→ **Work to complete**:
Scan the entries for the string "text" and give the number of lines that have it, nothing further.

start Extracted entries

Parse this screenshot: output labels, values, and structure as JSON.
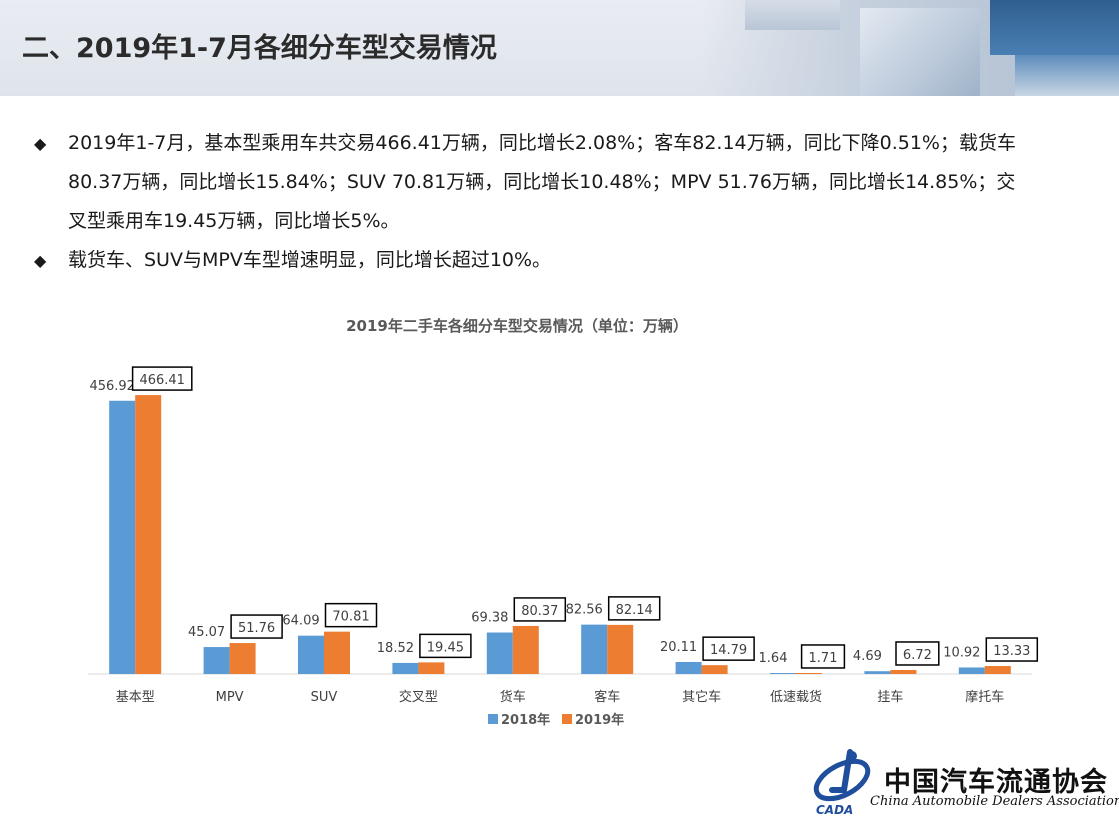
{
  "header": {
    "title": "二、2019年1-7月各细分车型交易情况"
  },
  "bullets": [
    {
      "marker": "◆",
      "text": "2019年1-7月，基本型乘用车共交易466.41万辆，同比增长2.08%；客车82.14万辆，同比下降0.51%；载货车80.37万辆，同比增长15.84%；SUV 70.81万辆，同比增长10.48%；MPV 51.76万辆，同比增长14.85%；交叉型乘用车19.45万辆，同比增长5%。"
    },
    {
      "marker": "◆",
      "text": "载货车、SUV与MPV车型增速明显，同比增长超过10%。"
    }
  ],
  "chart_data": {
    "type": "bar",
    "title": "2019年二手车各细分车型交易情况（单位：万辆）",
    "categories": [
      "基本型",
      "MPV",
      "SUV",
      "交叉型",
      "货车",
      "客车",
      "其它车",
      "低速载货",
      "挂车",
      "摩托车"
    ],
    "series": [
      {
        "name": "2018年",
        "color": "#5b9bd5",
        "values": [
          456.92,
          45.07,
          64.09,
          18.52,
          69.38,
          82.56,
          20.11,
          1.64,
          4.69,
          10.92
        ],
        "labels": [
          "456.92",
          "45.07",
          "64.09",
          "18.52",
          "69.38",
          "82.56",
          "20.11",
          "1.64",
          "4.69",
          "10.92"
        ]
      },
      {
        "name": "2019年",
        "color": "#ed7d31",
        "values": [
          466.41,
          51.76,
          70.81,
          19.45,
          80.37,
          82.14,
          14.79,
          1.71,
          6.72,
          13.33
        ],
        "labels": [
          "466.41",
          "51.76",
          "70.81",
          "19.45",
          "80.37",
          "82.14",
          "14.79",
          "1.71",
          "6.72",
          "13.33"
        ]
      }
    ],
    "ylim": [
      0,
      500
    ],
    "grid": false,
    "legend_position": "bottom",
    "boxed_series": "2019年"
  },
  "logo": {
    "abbr": "CADA",
    "name": "中国汽车流通协会",
    "english": "China Automobile Dealers Association"
  }
}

end Extracted entries

→ **Written reply**:
2